▶ Directive:
Lines before the one containing "Enumerate this screenshot's content" are excluded; retype that line and all remaining lines of the material exactly.

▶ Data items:
┏━━
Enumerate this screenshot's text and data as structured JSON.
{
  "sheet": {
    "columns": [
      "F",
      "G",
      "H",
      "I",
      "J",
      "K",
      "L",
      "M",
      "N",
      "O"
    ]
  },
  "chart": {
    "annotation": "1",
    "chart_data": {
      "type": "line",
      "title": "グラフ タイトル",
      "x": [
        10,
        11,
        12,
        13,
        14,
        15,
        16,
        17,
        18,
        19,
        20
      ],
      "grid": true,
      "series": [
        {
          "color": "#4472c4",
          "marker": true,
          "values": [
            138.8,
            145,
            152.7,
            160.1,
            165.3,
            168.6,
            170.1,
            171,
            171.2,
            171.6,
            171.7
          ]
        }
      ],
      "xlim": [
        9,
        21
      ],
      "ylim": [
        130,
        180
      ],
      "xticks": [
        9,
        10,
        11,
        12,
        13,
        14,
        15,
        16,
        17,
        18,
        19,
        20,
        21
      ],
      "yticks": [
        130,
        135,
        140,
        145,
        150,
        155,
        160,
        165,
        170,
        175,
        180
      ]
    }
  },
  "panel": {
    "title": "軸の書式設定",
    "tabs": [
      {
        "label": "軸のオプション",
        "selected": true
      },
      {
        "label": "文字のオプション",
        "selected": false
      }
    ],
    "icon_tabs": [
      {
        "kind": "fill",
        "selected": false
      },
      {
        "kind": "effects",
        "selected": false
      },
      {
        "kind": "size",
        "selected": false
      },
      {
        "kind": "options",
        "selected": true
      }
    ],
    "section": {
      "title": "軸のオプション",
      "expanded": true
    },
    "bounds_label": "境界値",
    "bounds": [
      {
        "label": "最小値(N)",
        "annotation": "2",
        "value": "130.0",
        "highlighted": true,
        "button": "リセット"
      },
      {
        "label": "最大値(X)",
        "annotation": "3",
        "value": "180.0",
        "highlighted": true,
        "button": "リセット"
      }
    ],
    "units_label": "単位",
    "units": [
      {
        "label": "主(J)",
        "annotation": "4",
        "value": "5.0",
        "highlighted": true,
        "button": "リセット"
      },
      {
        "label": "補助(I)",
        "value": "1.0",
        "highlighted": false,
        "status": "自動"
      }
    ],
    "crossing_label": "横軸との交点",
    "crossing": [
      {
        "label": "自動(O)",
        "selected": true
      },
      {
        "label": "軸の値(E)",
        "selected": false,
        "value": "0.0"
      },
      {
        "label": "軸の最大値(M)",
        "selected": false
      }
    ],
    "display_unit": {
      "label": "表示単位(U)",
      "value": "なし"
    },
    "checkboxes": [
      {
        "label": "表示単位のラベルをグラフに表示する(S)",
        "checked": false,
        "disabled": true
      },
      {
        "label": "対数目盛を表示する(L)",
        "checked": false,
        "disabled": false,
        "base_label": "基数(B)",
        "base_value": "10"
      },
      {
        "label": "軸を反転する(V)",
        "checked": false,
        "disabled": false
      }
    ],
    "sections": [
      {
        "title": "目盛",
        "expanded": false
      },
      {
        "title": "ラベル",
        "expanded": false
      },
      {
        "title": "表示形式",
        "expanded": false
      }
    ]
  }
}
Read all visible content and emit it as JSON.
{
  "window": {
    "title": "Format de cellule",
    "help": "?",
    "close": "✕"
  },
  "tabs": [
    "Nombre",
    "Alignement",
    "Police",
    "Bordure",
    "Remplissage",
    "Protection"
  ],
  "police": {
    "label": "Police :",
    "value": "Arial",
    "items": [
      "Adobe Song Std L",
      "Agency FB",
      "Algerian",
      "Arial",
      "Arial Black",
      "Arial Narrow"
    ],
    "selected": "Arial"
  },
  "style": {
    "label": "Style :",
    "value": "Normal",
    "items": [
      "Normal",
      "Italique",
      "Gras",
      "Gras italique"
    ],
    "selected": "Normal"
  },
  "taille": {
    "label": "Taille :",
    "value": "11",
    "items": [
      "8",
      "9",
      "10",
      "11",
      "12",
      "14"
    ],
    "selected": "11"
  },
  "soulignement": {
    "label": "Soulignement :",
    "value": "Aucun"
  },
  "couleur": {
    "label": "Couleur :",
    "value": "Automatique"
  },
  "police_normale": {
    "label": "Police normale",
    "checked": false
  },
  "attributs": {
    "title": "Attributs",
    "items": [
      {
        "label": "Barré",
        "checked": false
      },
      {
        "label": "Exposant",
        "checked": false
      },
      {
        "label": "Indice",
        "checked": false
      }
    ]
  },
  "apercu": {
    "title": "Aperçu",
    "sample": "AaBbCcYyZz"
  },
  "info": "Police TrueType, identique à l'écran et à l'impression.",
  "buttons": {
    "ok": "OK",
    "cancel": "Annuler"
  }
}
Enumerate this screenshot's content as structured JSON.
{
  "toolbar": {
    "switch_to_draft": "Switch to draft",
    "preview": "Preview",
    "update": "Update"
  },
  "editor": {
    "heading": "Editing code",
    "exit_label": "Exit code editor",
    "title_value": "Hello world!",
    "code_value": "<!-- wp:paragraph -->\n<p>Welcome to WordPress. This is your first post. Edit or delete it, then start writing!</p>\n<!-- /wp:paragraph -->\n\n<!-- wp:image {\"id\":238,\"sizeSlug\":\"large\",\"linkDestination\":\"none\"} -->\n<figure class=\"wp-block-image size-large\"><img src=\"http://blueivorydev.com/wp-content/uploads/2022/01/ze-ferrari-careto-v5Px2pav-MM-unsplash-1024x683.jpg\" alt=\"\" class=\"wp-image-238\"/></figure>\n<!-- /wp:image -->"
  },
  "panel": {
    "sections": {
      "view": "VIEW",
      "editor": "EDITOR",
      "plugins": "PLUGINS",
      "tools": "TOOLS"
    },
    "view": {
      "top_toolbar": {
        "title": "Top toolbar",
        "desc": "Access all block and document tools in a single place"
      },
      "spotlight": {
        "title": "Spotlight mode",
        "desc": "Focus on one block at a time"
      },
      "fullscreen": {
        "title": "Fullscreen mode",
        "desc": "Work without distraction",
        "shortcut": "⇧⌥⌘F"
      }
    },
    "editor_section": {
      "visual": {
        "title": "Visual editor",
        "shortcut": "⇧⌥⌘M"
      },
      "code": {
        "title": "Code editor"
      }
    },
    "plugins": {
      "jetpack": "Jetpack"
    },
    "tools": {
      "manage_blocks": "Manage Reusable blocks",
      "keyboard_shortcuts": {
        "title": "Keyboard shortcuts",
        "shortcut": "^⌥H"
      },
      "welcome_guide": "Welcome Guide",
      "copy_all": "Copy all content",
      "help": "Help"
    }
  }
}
┗━━
▶ Completed task:
Enumerate this screenshot's content as structured JSON.
{
  "toolbar": {
    "switch_to_draft": "Switch to draft",
    "preview": "Preview",
    "update": "Update"
  },
  "editor": {
    "heading": "Editing code",
    "exit_label": "Exit code editor",
    "title_value": "Hello world!",
    "code_value": "<!-- wp:paragraph -->\n<p>Welcome to WordPress. This is your first post. Edit or delete it, then start writing!</p>\n<!-- /wp:paragraph -->\n\n<!-- wp:image {\"id\":238,\"sizeSlug\":\"large\",\"linkDestination\":\"none\"} -->\n<figure class=\"wp-block-image size-large\"><img src=\"http://blueivorydev.com/wp-content/uploads/2022/01/ze-ferrari-careto-v5Px2pav-MM-unsplash-1024x683.jpg\" alt=\"\" class=\"wp-image-238\"/></figure>\n<!-- /wp:image -->"
  },
  "panel": {
    "sections": {
      "view": "VIEW",
      "editor": "EDITOR",
      "plugins": "PLUGINS",
      "tools": "TOOLS"
    },
    "view": {
      "top_toolbar": {
        "title": "Top toolbar",
        "desc": "Access all block and document tools in a single place"
      },
      "spotlight": {
        "title": "Spotlight mode",
        "desc": "Focus on one block at a time"
      },
      "fullscreen": {
        "title": "Fullscreen mode",
        "desc": "Work without distraction",
        "shortcut": "⇧⌥⌘F"
      }
    },
    "editor_section": {
      "visual": {
        "title": "Visual editor",
        "shortcut": "⇧⌥⌘M"
      },
      "code": {
        "title": "Code editor"
      }
    },
    "plugins": {
      "jetpack": "Jetpack"
    },
    "tools": {
      "manage_blocks": "Manage Reusable blocks",
      "keyboard_shortcuts": {
        "title": "Keyboard shortcuts",
        "shortcut": "^⌥H"
      },
      "welcome_guide": "Welcome Guide",
      "copy_all": "Copy all content",
      "help": "Help"
    }
  }
}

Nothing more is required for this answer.